# START OF RECORDS TO PROCESS

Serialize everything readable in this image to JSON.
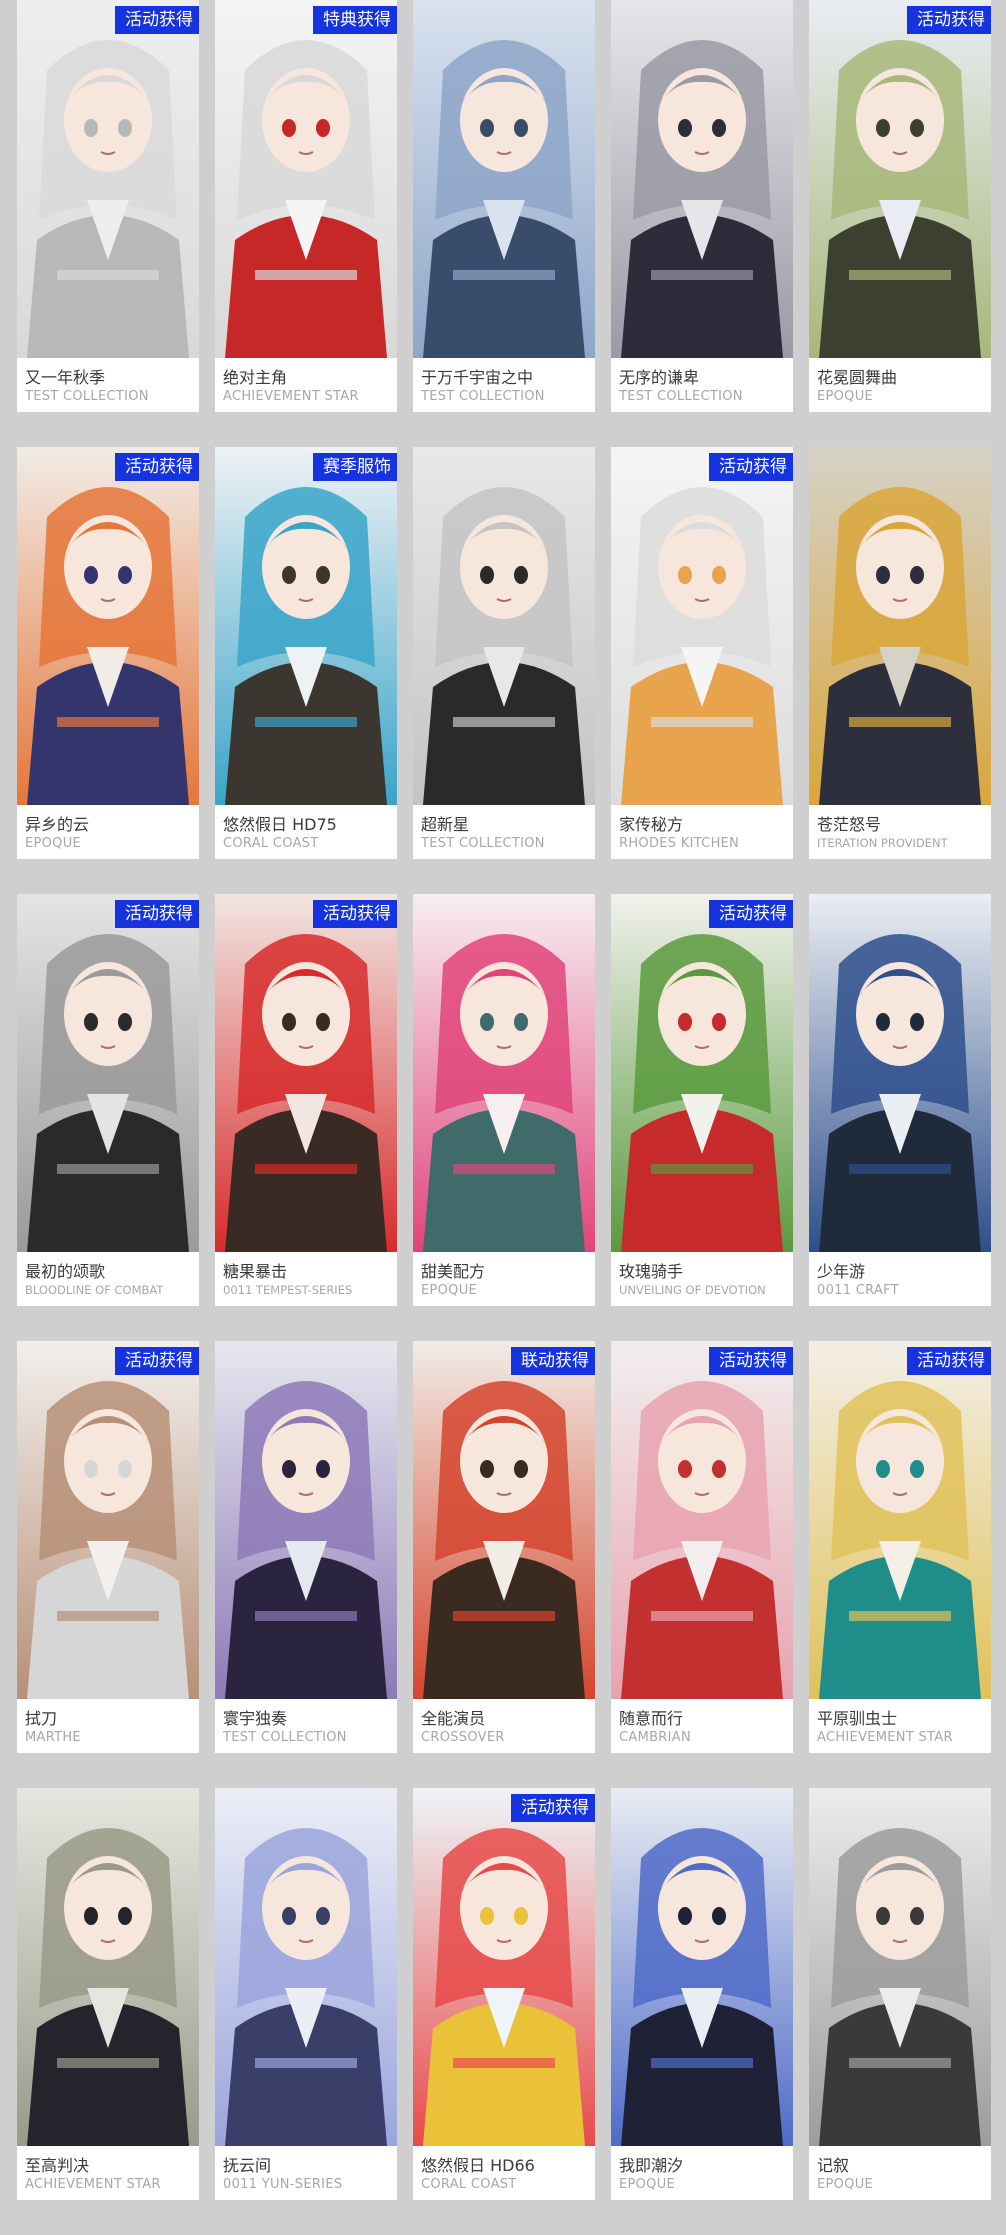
{
  "colors": {
    "background": "#cfcfcf",
    "card": "#ffffff",
    "badge": "#1534e0",
    "name_text": "#3a3a3a",
    "brand_text": "#a7a7a7"
  },
  "outfits": [
    {
      "name": "又一年秋季",
      "brand": "TEST COLLECTION",
      "badge": "活动获得",
      "palette": [
        "#eeeeee",
        "#d9d9d9",
        "#b8b8b8"
      ]
    },
    {
      "name": "绝对主角",
      "brand": "ACHIEVEMENT STAR",
      "badge": "特典获得",
      "palette": [
        "#f4f4f4",
        "#d8d8d8",
        "#c62828"
      ]
    },
    {
      "name": "于万千宇宙之中",
      "brand": "TEST COLLECTION",
      "badge": "",
      "palette": [
        "#d9e2ef",
        "#8ea6c8",
        "#3a4c6b"
      ]
    },
    {
      "name": "无序的谦卑",
      "brand": "TEST COLLECTION",
      "badge": "",
      "palette": [
        "#e6e6ea",
        "#9a9aa5",
        "#2c2c3a"
      ]
    },
    {
      "name": "花冕圆舞曲",
      "brand": "EPOQUE",
      "badge": "活动获得",
      "palette": [
        "#e9edf3",
        "#a8b77a",
        "#3d4030"
      ]
    },
    {
      "name": "异乡的云",
      "brand": "EPOQUE",
      "badge": "活动获得",
      "palette": [
        "#f1ece6",
        "#e5763a",
        "#35356e"
      ]
    },
    {
      "name": "悠然假日 HD75",
      "brand": "CORAL COAST",
      "badge": "赛季服饰",
      "palette": [
        "#eef2f5",
        "#3aa4c9",
        "#3b3630"
      ]
    },
    {
      "name": "超新星",
      "brand": "TEST COLLECTION",
      "badge": "",
      "palette": [
        "#e8e8e8",
        "#c4c4c4",
        "#2a2a2a"
      ]
    },
    {
      "name": "家传秘方",
      "brand": "RHODES KITCHEN",
      "badge": "活动获得",
      "palette": [
        "#f5f5f5",
        "#dcdcdc",
        "#e7a44d"
      ]
    },
    {
      "name": "苍茫怒号",
      "brand": "ITERATION PROVIDENT",
      "badge": "",
      "palette": [
        "#d6d2c8",
        "#d9a63a",
        "#2d2f3d"
      ]
    },
    {
      "name": "最初的颂歌",
      "brand": "BLOODLINE OF COMBAT",
      "badge": "活动获得",
      "palette": [
        "#e4e4e4",
        "#9a9a9a",
        "#2a2a2a"
      ]
    },
    {
      "name": "糖果暴击",
      "brand": "0011 TEMPEST-SERIES",
      "badge": "活动获得",
      "palette": [
        "#f1e6e2",
        "#d72b2b",
        "#3a2a24"
      ]
    },
    {
      "name": "甜美配方",
      "brand": "EPOQUE",
      "badge": "",
      "palette": [
        "#f7eef1",
        "#e0447a",
        "#3f6b6b"
      ]
    },
    {
      "name": "玫瑰骑手",
      "brand": "UNVEILING OF DEVOTION",
      "badge": "活动获得",
      "palette": [
        "#f1f1ec",
        "#5a9a3e",
        "#c62a2a"
      ]
    },
    {
      "name": "少年游",
      "brand": "0011 CRAFT",
      "badge": "",
      "palette": [
        "#ebeef2",
        "#2e4f8c",
        "#1f2a3a"
      ]
    },
    {
      "name": "拭刀",
      "brand": "MARTHE",
      "badge": "活动获得",
      "palette": [
        "#f2efec",
        "#b79078",
        "#d6d6d6"
      ]
    },
    {
      "name": "寰宇独奏",
      "brand": "TEST COLLECTION",
      "badge": "",
      "palette": [
        "#e6e8ef",
        "#8d7ab7",
        "#2b2440"
      ]
    },
    {
      "name": "全能演员",
      "brand": "CROSSOVER",
      "badge": "联动获得",
      "palette": [
        "#f1ece6",
        "#d5452e",
        "#3b2a20"
      ]
    },
    {
      "name": "随意而行",
      "brand": "CAMBRIAN",
      "badge": "活动获得",
      "palette": [
        "#f2eeee",
        "#e7a3b0",
        "#c23030"
      ]
    },
    {
      "name": "平原驯虫士",
      "brand": "ACHIEVEMENT STAR",
      "badge": "活动获得",
      "palette": [
        "#f3efe6",
        "#e0c25a",
        "#1f8d8a"
      ]
    },
    {
      "name": "至高判决",
      "brand": "ACHIEVEMENT STAR",
      "badge": "",
      "palette": [
        "#e6e6e0",
        "#9a9a8a",
        "#24242c"
      ]
    },
    {
      "name": "抚云间",
      "brand": "0011 YUN-SERIES",
      "badge": "",
      "palette": [
        "#eceef6",
        "#9aa5dc",
        "#3a3f6a"
      ]
    },
    {
      "name": "悠然假日 HD66",
      "brand": "CORAL COAST",
      "badge": "活动获得",
      "palette": [
        "#eef4f7",
        "#e84a4a",
        "#e9c23a"
      ]
    },
    {
      "name": "我即潮汐",
      "brand": "EPOQUE",
      "badge": "",
      "palette": [
        "#e9ecf3",
        "#4f6bc8",
        "#1f2236"
      ]
    },
    {
      "name": "记叙",
      "brand": "EPOQUE",
      "badge": "",
      "palette": [
        "#ececec",
        "#9c9c9c",
        "#3a3a3a"
      ]
    }
  ]
}
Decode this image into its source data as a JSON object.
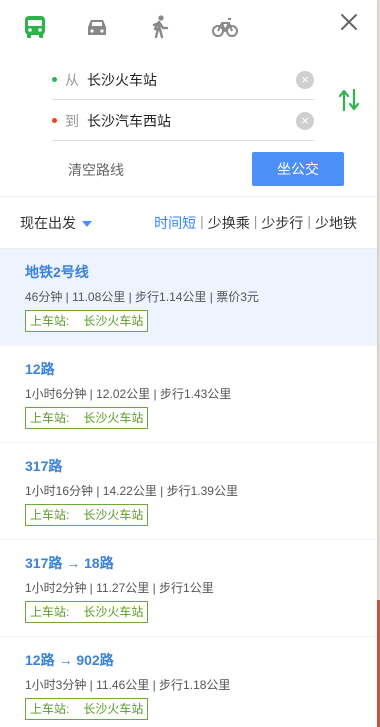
{
  "modes": [
    {
      "icon": "bus-icon",
      "active": true
    },
    {
      "icon": "car-icon",
      "active": false
    },
    {
      "icon": "walk-icon",
      "active": false
    },
    {
      "icon": "bike-icon",
      "active": false
    }
  ],
  "route": {
    "from_prefix": "从",
    "from_value": "长沙火车站",
    "to_prefix": "到",
    "to_value": "长沙汽车西站",
    "clear_label": "清空路线",
    "go_label": "坐公交"
  },
  "filter": {
    "depart_label": "现在出发",
    "sorts": [
      "时间短",
      "少换乘",
      "少步行",
      "少地铁"
    ],
    "active_sort": 0
  },
  "plans": [
    {
      "title": "地铁2号线",
      "meta": "46分钟 | 11.08公里 | 步行1.14公里 | 票价3元",
      "station_label": "上车站:",
      "station": "长沙火车站",
      "selected": true
    },
    {
      "title": "12路",
      "meta": "1小时6分钟 | 12.02公里 | 步行1.43公里",
      "station_label": "上车站:",
      "station": "长沙火车站"
    },
    {
      "title": "317路",
      "meta": "1小时16分钟 | 14.22公里 | 步行1.39公里",
      "station_label": "上车站:",
      "station": "长沙火车站"
    },
    {
      "title": "317路 → 18路",
      "meta": "1小时2分钟 | 11.27公里 | 步行1公里",
      "station_label": "上车站:",
      "station": "长沙火车站"
    },
    {
      "title": "12路 → 902路",
      "meta": "1小时3分钟 | 11.46公里 | 步行1.18公里",
      "station_label": "上车站:",
      "station": "长沙火车站"
    }
  ],
  "colors": {
    "accent": "#4c8ff7",
    "link": "#3b82d9",
    "green": "#5a9a2a",
    "from_dot": "#2cb34a",
    "to_dot": "#e8442b"
  }
}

# END OF RECORDS TO PROCESS

§ EXERCISE BRIEF
Repeat the listing above exactly, with no pictures.

§ EXERCISE OUTPUT
Serialize everything readable in this image to JSON.
{
  "colors": {
    "background": "#cfcfcf",
    "card": "#ffffff",
    "badge": "#1534e0",
    "name_text": "#3a3a3a",
    "brand_text": "#a7a7a7"
  },
  "outfits": [
    {
      "name": "又一年秋季",
      "brand": "TEST COLLECTION",
      "badge": "活动获得",
      "palette": [
        "#eeeeee",
        "#d9d9d9",
        "#b8b8b8"
      ]
    },
    {
      "name": "绝对主角",
      "brand": "ACHIEVEMENT STAR",
      "badge": "特典获得",
      "palette": [
        "#f4f4f4",
        "#d8d8d8",
        "#c62828"
      ]
    },
    {
      "name": "于万千宇宙之中",
      "brand": "TEST COLLECTION",
      "badge": "",
      "palette": [
        "#d9e2ef",
        "#8ea6c8",
        "#3a4c6b"
      ]
    },
    {
      "name": "无序的谦卑",
      "brand": "TEST COLLECTION",
      "badge": "",
      "palette": [
        "#e6e6ea",
        "#9a9aa5",
        "#2c2c3a"
      ]
    },
    {
      "name": "花冕圆舞曲",
      "brand": "EPOQUE",
      "badge": "活动获得",
      "palette": [
        "#e9edf3",
        "#a8b77a",
        "#3d4030"
      ]
    },
    {
      "name": "异乡的云",
      "brand": "EPOQUE",
      "badge": "活动获得",
      "palette": [
        "#f1ece6",
        "#e5763a",
        "#35356e"
      ]
    },
    {
      "name": "悠然假日 HD75",
      "brand": "CORAL COAST",
      "badge": "赛季服饰",
      "palette": [
        "#eef2f5",
        "#3aa4c9",
        "#3b3630"
      ]
    },
    {
      "name": "超新星",
      "brand": "TEST COLLECTION",
      "badge": "",
      "palette": [
        "#e8e8e8",
        "#c4c4c4",
        "#2a2a2a"
      ]
    },
    {
      "name": "家传秘方",
      "brand": "RHODES KITCHEN",
      "badge": "活动获得",
      "palette": [
        "#f5f5f5",
        "#dcdcdc",
        "#e7a44d"
      ]
    },
    {
      "name": "苍茫怒号",
      "brand": "ITERATION PROVIDENT",
      "badge": "",
      "palette": [
        "#d6d2c8",
        "#d9a63a",
        "#2d2f3d"
      ]
    },
    {
      "name": "最初的颂歌",
      "brand": "BLOODLINE OF COMBAT",
      "badge": "活动获得",
      "palette": [
        "#e4e4e4",
        "#9a9a9a",
        "#2a2a2a"
      ]
    },
    {
      "name": "糖果暴击",
      "brand": "0011 TEMPEST-SERIES",
      "badge": "活动获得",
      "palette": [
        "#f1e6e2",
        "#d72b2b",
        "#3a2a24"
      ]
    },
    {
      "name": "甜美配方",
      "brand": "EPOQUE",
      "badge": "",
      "palette": [
        "#f7eef1",
        "#e0447a",
        "#3f6b6b"
      ]
    },
    {
      "name": "玫瑰骑手",
      "brand": "UNVEILING OF DEVOTION",
      "badge": "活动获得",
      "palette": [
        "#f1f1ec",
        "#5a9a3e",
        "#c62a2a"
      ]
    },
    {
      "name": "少年游",
      "brand": "0011 CRAFT",
      "badge": "",
      "palette": [
        "#ebeef2",
        "#2e4f8c",
        "#1f2a3a"
      ]
    },
    {
      "name": "拭刀",
      "brand": "MARTHE",
      "badge": "活动获得",
      "palette": [
        "#f2efec",
        "#b79078",
        "#d6d6d6"
      ]
    },
    {
      "name": "寰宇独奏",
      "brand": "TEST COLLECTION",
      "badge": "",
      "palette": [
        "#e6e8ef",
        "#8d7ab7",
        "#2b2440"
      ]
    },
    {
      "name": "全能演员",
      "brand": "CROSSOVER",
      "badge": "联动获得",
      "palette": [
        "#f1ece6",
        "#d5452e",
        "#3b2a20"
      ]
    },
    {
      "name": "随意而行",
      "brand": "CAMBRIAN",
      "badge": "活动获得",
      "palette": [
        "#f2eeee",
        "#e7a3b0",
        "#c23030"
      ]
    },
    {
      "name": "平原驯虫士",
      "brand": "ACHIEVEMENT STAR",
      "badge": "活动获得",
      "palette": [
        "#f3efe6",
        "#e0c25a",
        "#1f8d8a"
      ]
    },
    {
      "name": "至高判决",
      "brand": "ACHIEVEMENT STAR",
      "badge": "",
      "palette": [
        "#e6e6e0",
        "#9a9a8a",
        "#24242c"
      ]
    },
    {
      "name": "抚云间",
      "brand": "0011 YUN-SERIES",
      "badge": "",
      "palette": [
        "#eceef6",
        "#9aa5dc",
        "#3a3f6a"
      ]
    },
    {
      "name": "悠然假日 HD66",
      "brand": "CORAL COAST",
      "badge": "活动获得",
      "palette": [
        "#eef4f7",
        "#e84a4a",
        "#e9c23a"
      ]
    },
    {
      "name": "我即潮汐",
      "brand": "EPOQUE",
      "badge": "",
      "palette": [
        "#e9ecf3",
        "#4f6bc8",
        "#1f2236"
      ]
    },
    {
      "name": "记叙",
      "brand": "EPOQUE",
      "badge": "",
      "palette": [
        "#ececec",
        "#9c9c9c",
        "#3a3a3a"
      ]
    }
  ]
}
Decode this image into its source data as a JSON object.
{
  "modes": [
    {
      "icon": "bus-icon",
      "active": true
    },
    {
      "icon": "car-icon",
      "active": false
    },
    {
      "icon": "walk-icon",
      "active": false
    },
    {
      "icon": "bike-icon",
      "active": false
    }
  ],
  "route": {
    "from_prefix": "从",
    "from_value": "长沙火车站",
    "to_prefix": "到",
    "to_value": "长沙汽车西站",
    "clear_label": "清空路线",
    "go_label": "坐公交"
  },
  "filter": {
    "depart_label": "现在出发",
    "sorts": [
      "时间短",
      "少换乘",
      "少步行",
      "少地铁"
    ],
    "active_sort": 0
  },
  "plans": [
    {
      "title": "地铁2号线",
      "meta": "46分钟 | 11.08公里 | 步行1.14公里 | 票价3元",
      "station_label": "上车站:",
      "station": "长沙火车站",
      "selected": true
    },
    {
      "title": "12路",
      "meta": "1小时6分钟 | 12.02公里 | 步行1.43公里",
      "station_label": "上车站:",
      "station": "长沙火车站"
    },
    {
      "title": "317路",
      "meta": "1小时16分钟 | 14.22公里 | 步行1.39公里",
      "station_label": "上车站:",
      "station": "长沙火车站"
    },
    {
      "title": "317路 → 18路",
      "meta": "1小时2分钟 | 11.27公里 | 步行1公里",
      "station_label": "上车站:",
      "station": "长沙火车站"
    },
    {
      "title": "12路 → 902路",
      "meta": "1小时3分钟 | 11.46公里 | 步行1.18公里",
      "station_label": "上车站:",
      "station": "长沙火车站"
    }
  ],
  "colors": {
    "accent": "#4c8ff7",
    "link": "#3b82d9",
    "green": "#5a9a2a",
    "from_dot": "#2cb34a",
    "to_dot": "#e8442b"
  }
}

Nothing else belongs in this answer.